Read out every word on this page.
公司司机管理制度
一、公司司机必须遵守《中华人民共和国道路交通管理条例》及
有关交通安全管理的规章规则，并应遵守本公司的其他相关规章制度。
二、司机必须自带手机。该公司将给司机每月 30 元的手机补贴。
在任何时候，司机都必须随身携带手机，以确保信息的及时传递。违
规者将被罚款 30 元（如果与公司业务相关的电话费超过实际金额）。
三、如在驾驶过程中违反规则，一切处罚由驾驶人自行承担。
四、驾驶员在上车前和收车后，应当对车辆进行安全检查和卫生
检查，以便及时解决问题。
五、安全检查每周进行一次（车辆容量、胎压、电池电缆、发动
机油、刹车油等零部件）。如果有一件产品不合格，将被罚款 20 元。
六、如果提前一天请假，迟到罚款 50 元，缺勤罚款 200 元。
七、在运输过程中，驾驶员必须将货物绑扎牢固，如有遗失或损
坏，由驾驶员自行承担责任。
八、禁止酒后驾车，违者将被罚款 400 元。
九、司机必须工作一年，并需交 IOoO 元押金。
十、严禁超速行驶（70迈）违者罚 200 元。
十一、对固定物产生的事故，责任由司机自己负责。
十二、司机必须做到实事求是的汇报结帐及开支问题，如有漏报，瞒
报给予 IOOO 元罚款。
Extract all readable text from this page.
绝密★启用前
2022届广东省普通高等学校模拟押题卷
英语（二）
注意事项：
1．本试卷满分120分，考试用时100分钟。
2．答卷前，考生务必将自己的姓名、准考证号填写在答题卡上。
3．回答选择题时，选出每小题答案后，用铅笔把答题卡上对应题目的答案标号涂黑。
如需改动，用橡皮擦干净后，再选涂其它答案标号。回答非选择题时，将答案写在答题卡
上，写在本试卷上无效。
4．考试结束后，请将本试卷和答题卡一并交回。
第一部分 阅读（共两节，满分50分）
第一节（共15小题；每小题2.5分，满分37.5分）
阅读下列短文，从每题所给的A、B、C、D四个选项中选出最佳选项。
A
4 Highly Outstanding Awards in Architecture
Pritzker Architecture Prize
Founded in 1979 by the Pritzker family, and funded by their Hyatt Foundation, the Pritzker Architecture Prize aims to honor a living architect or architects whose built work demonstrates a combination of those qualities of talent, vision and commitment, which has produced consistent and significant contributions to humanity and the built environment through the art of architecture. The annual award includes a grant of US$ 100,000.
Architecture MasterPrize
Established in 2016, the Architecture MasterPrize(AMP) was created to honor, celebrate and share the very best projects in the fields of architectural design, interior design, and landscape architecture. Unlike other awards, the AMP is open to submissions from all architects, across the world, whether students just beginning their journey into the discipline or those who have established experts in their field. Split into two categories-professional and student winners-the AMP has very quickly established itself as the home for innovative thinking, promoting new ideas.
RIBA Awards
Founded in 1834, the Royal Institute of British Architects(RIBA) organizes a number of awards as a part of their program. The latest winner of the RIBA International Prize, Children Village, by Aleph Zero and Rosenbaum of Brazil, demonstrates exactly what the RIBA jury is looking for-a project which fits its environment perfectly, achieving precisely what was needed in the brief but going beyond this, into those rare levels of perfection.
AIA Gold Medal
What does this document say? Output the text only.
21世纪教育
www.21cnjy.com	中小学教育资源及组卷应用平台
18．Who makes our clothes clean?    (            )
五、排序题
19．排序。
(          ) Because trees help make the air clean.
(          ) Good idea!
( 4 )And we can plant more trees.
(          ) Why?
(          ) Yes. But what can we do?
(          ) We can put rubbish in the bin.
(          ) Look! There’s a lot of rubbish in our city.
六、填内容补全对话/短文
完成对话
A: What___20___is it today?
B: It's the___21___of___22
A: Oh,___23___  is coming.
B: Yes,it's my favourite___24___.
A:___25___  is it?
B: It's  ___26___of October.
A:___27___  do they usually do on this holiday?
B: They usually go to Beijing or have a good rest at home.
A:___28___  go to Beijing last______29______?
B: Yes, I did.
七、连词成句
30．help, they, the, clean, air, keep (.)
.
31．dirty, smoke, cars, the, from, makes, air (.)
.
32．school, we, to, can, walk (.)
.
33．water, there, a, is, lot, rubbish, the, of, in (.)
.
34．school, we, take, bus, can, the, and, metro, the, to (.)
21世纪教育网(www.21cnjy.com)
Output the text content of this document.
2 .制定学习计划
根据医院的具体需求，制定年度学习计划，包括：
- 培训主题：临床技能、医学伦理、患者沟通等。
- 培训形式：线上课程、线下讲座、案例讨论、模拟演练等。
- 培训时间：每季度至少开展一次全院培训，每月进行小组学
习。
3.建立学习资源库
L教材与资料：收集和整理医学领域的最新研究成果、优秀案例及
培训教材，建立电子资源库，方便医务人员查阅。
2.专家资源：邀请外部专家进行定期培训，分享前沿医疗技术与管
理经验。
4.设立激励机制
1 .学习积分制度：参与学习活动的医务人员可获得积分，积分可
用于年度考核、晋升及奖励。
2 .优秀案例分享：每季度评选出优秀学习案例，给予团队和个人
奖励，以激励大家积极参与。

:::

AIM:
Copy all the records above precisely.

CORRECT ANSWER:
Read out every word on this page.
公司司机管理制度
一、公司司机必须遵守《中华人民共和国道路交通管理条例》及
有关交通安全管理的规章规则，并应遵守本公司的其他相关规章制度。
二、司机必须自带手机。该公司将给司机每月 30 元的手机补贴。
在任何时候，司机都必须随身携带手机，以确保信息的及时传递。违
规者将被罚款 30 元（如果与公司业务相关的电话费超过实际金额）。
三、如在驾驶过程中违反规则，一切处罚由驾驶人自行承担。
四、驾驶员在上车前和收车后，应当对车辆进行安全检查和卫生
检查，以便及时解决问题。
五、安全检查每周进行一次（车辆容量、胎压、电池电缆、发动
机油、刹车油等零部件）。如果有一件产品不合格，将被罚款 20 元。
六、如果提前一天请假，迟到罚款 50 元，缺勤罚款 200 元。
七、在运输过程中，驾驶员必须将货物绑扎牢固，如有遗失或损
坏，由驾驶员自行承担责任。
八、禁止酒后驾车，违者将被罚款 400 元。
九、司机必须工作一年，并需交 IOoO 元押金。
十、严禁超速行驶（70迈）违者罚 200 元。
十一、对固定物产生的事故，责任由司机自己负责。
十二、司机必须做到实事求是的汇报结帐及开支问题，如有漏报，瞒
报给予 IOOO 元罚款。
Extract all readable text from this page.
绝密★启用前
2022届广东省普通高等学校模拟押题卷
英语（二）
注意事项：
1．本试卷满分120分，考试用时100分钟。
2．答卷前，考生务必将自己的姓名、准考证号填写在答题卡上。
3．回答选择题时，选出每小题答案后，用铅笔把答题卡上对应题目的答案标号涂黑。
如需改动，用橡皮擦干净后，再选涂其它答案标号。回答非选择题时，将答案写在答题卡
上，写在本试卷上无效。
4．考试结束后，请将本试卷和答题卡一并交回。
第一部分 阅读（共两节，满分50分）
第一节（共15小题；每小题2.5分，满分37.5分）
阅读下列短文，从每题所给的A、B、C、D四个选项中选出最佳选项。
A
4 Highly Outstanding Awards in Architecture
Pritzker Architecture Prize
Founded in 1979 by the Pritzker family, and funded by their Hyatt Foundation, the Pritzker Architecture Prize aims to honor a living architect or architects whose built work demonstrates a combination of those qualities of talent, vision and commitment, which has produced consistent and significant contributions to humanity and the built environment through the art of architecture. The annual award includes a grant of US$ 100,000.
Architecture MasterPrize
Established in 2016, the Architecture MasterPrize(AMP) was created to honor, celebrate and share the very best projects in the fields of architectural design, interior design, and landscape architecture. Unlike other awards, the AMP is open to submissions from all architects, across the world, whether students just beginning their journey into the discipline or those who have established experts in their field. Split into two categories-professional and student winners-the AMP has very quickly established itself as the home for innovative thinking, promoting new ideas.
RIBA Awards
Founded in 1834, the Royal Institute of British Architects(RIBA) organizes a number of awards as a part of their program. The latest winner of the RIBA International Prize, Children Village, by Aleph Zero and Rosenbaum of Brazil, demonstrates exactly what the RIBA jury is looking for-a project which fits its environment perfectly, achieving precisely what was needed in the brief but going beyond this, into those rare levels of perfection.
AIA Gold Medal
What does this document say? Output the text only.
21世纪教育
www.21cnjy.com	中小学教育资源及组卷应用平台
18．Who makes our clothes clean?    (            )
五、排序题
19．排序。
(          ) Because trees help make the air clean.
(          ) Good idea!
( 4 )And we can plant more trees.
(          ) Why?
(          ) Yes. But what can we do?
(          ) We can put rubbish in the bin.
(          ) Look! There’s a lot of rubbish in our city.
六、填内容补全对话/短文
完成对话
A: What___20___is it today?
B: It's the___21___of___22
A: Oh,___23___  is coming.
B: Yes,it's my favourite___24___.
A:___25___  is it?
B: It's  ___26___of October.
A:___27___  do they usually do on this holiday?
B: They usually go to Beijing or have a good rest at home.
A:___28___  go to Beijing last______29______?
B: Yes, I did.
七、连词成句
30．help, they, the, clean, air, keep (.)
.
31．dirty, smoke, cars, the, from, makes, air (.)
.
32．school, we, to, can, walk (.)
.
33．water, there, a, is, lot, rubbish, the, of, in (.)
.
34．school, we, take, bus, can, the, and, metro, the, to (.)
21世纪教育网(www.21cnjy.com)
Output the text content of this document.
2 .制定学习计划
根据医院的具体需求，制定年度学习计划，包括：
- 培训主题：临床技能、医学伦理、患者沟通等。
- 培训形式：线上课程、线下讲座、案例讨论、模拟演练等。
- 培训时间：每季度至少开展一次全院培训，每月进行小组学
习。
3.建立学习资源库
L教材与资料：收集和整理医学领域的最新研究成果、优秀案例及
培训教材，建立电子资源库，方便医务人员查阅。
2.专家资源：邀请外部专家进行定期培训，分享前沿医疗技术与管
理经验。
4.设立激励机制
1 .学习积分制度：参与学习活动的医务人员可获得积分，积分可
用于年度考核、晋升及奖励。
2 .优秀案例分享：每季度评选出优秀学习案例，给予团队和个人
奖励，以激励大家积极参与。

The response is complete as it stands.